BEGIN

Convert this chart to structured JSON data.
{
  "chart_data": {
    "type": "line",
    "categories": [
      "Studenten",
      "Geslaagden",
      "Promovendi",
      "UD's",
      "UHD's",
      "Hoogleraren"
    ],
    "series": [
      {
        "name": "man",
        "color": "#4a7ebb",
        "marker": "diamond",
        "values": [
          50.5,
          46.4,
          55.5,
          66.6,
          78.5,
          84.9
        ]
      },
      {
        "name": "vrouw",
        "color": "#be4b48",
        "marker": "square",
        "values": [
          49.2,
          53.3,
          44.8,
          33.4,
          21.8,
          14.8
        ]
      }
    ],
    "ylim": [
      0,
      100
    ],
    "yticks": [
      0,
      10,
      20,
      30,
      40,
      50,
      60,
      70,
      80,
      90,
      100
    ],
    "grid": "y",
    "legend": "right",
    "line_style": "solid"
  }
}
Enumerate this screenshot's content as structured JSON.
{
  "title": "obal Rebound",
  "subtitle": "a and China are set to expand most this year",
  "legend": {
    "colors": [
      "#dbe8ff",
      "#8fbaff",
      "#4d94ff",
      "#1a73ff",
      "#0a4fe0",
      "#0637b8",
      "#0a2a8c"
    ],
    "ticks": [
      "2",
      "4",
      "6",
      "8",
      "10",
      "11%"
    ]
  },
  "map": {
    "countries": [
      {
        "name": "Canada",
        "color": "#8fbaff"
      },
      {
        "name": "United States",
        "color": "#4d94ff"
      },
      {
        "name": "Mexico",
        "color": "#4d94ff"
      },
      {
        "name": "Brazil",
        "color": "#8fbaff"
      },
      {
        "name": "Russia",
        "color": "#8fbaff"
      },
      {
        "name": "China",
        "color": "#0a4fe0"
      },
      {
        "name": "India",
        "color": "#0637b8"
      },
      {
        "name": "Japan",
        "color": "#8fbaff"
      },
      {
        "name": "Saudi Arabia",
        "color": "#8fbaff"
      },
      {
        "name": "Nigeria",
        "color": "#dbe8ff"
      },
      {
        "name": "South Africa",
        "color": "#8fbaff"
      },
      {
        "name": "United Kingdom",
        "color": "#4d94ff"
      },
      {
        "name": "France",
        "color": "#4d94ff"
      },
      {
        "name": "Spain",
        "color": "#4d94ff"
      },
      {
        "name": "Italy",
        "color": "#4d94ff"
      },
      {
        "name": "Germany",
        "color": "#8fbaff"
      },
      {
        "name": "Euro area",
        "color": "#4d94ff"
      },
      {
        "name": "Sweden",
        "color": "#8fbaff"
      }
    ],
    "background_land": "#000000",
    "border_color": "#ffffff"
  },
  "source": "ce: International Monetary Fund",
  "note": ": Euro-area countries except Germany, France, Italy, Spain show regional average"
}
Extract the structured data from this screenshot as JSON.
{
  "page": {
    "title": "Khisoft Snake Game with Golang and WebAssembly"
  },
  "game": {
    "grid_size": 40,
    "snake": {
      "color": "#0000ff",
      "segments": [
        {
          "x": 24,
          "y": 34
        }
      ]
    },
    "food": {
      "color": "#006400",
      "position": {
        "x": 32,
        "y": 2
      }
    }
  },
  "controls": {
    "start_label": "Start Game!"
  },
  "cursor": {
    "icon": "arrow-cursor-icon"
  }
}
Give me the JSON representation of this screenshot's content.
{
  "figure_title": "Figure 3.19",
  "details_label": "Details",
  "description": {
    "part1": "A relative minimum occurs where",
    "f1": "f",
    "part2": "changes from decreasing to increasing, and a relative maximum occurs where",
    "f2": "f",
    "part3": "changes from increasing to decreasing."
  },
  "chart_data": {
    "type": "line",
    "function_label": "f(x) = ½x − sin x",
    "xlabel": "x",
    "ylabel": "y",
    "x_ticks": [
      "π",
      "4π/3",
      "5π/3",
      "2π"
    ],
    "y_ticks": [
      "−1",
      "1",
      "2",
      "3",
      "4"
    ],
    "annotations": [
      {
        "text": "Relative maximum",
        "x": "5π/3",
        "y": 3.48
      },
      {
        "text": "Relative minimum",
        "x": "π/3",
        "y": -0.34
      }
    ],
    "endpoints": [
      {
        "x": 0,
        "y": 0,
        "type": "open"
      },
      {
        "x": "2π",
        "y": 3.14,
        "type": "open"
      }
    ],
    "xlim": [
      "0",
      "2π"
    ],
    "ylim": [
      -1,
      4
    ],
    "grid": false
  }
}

END

→ DIRECTION:
Give back all the data exactly as written.

→ RESULT OF THIS TASK:
Convert this chart to structured JSON data.
{
  "chart_data": {
    "type": "line",
    "categories": [
      "Studenten",
      "Geslaagden",
      "Promovendi",
      "UD's",
      "UHD's",
      "Hoogleraren"
    ],
    "series": [
      {
        "name": "man",
        "color": "#4a7ebb",
        "marker": "diamond",
        "values": [
          50.5,
          46.4,
          55.5,
          66.6,
          78.5,
          84.9
        ]
      },
      {
        "name": "vrouw",
        "color": "#be4b48",
        "marker": "square",
        "values": [
          49.2,
          53.3,
          44.8,
          33.4,
          21.8,
          14.8
        ]
      }
    ],
    "ylim": [
      0,
      100
    ],
    "yticks": [
      0,
      10,
      20,
      30,
      40,
      50,
      60,
      70,
      80,
      90,
      100
    ],
    "grid": "y",
    "legend": "right",
    "line_style": "solid"
  }
}
Enumerate this screenshot's content as structured JSON.
{
  "title": "obal Rebound",
  "subtitle": "a and China are set to expand most this year",
  "legend": {
    "colors": [
      "#dbe8ff",
      "#8fbaff",
      "#4d94ff",
      "#1a73ff",
      "#0a4fe0",
      "#0637b8",
      "#0a2a8c"
    ],
    "ticks": [
      "2",
      "4",
      "6",
      "8",
      "10",
      "11%"
    ]
  },
  "map": {
    "countries": [
      {
        "name": "Canada",
        "color": "#8fbaff"
      },
      {
        "name": "United States",
        "color": "#4d94ff"
      },
      {
        "name": "Mexico",
        "color": "#4d94ff"
      },
      {
        "name": "Brazil",
        "color": "#8fbaff"
      },
      {
        "name": "Russia",
        "color": "#8fbaff"
      },
      {
        "name": "China",
        "color": "#0a4fe0"
      },
      {
        "name": "India",
        "color": "#0637b8"
      },
      {
        "name": "Japan",
        "color": "#8fbaff"
      },
      {
        "name": "Saudi Arabia",
        "color": "#8fbaff"
      },
      {
        "name": "Nigeria",
        "color": "#dbe8ff"
      },
      {
        "name": "South Africa",
        "color": "#8fbaff"
      },
      {
        "name": "United Kingdom",
        "color": "#4d94ff"
      },
      {
        "name": "France",
        "color": "#4d94ff"
      },
      {
        "name": "Spain",
        "color": "#4d94ff"
      },
      {
        "name": "Italy",
        "color": "#4d94ff"
      },
      {
        "name": "Germany",
        "color": "#8fbaff"
      },
      {
        "name": "Euro area",
        "color": "#4d94ff"
      },
      {
        "name": "Sweden",
        "color": "#8fbaff"
      }
    ],
    "background_land": "#000000",
    "border_color": "#ffffff"
  },
  "source": "ce: International Monetary Fund",
  "note": ": Euro-area countries except Germany, France, Italy, Spain show regional average"
}
Extract the structured data from this screenshot as JSON.
{
  "page": {
    "title": "Khisoft Snake Game with Golang and WebAssembly"
  },
  "game": {
    "grid_size": 40,
    "snake": {
      "color": "#0000ff",
      "segments": [
        {
          "x": 24,
          "y": 34
        }
      ]
    },
    "food": {
      "color": "#006400",
      "position": {
        "x": 32,
        "y": 2
      }
    }
  },
  "controls": {
    "start_label": "Start Game!"
  },
  "cursor": {
    "icon": "arrow-cursor-icon"
  }
}
Give me the JSON representation of this screenshot's content.
{
  "figure_title": "Figure 3.19",
  "details_label": "Details",
  "description": {
    "part1": "A relative minimum occurs where",
    "f1": "f",
    "part2": "changes from decreasing to increasing, and a relative maximum occurs where",
    "f2": "f",
    "part3": "changes from increasing to decreasing."
  },
  "chart_data": {
    "type": "line",
    "function_label": "f(x) = ½x − sin x",
    "xlabel": "x",
    "ylabel": "y",
    "x_ticks": [
      "π",
      "4π/3",
      "5π/3",
      "2π"
    ],
    "y_ticks": [
      "−1",
      "1",
      "2",
      "3",
      "4"
    ],
    "annotations": [
      {
        "text": "Relative maximum",
        "x": "5π/3",
        "y": 3.48
      },
      {
        "text": "Relative minimum",
        "x": "π/3",
        "y": -0.34
      }
    ],
    "endpoints": [
      {
        "x": 0,
        "y": 0,
        "type": "open"
      },
      {
        "x": "2π",
        "y": 3.14,
        "type": "open"
      }
    ],
    "xlim": [
      "0",
      "2π"
    ],
    "ylim": [
      -1,
      4
    ],
    "grid": false
  }
}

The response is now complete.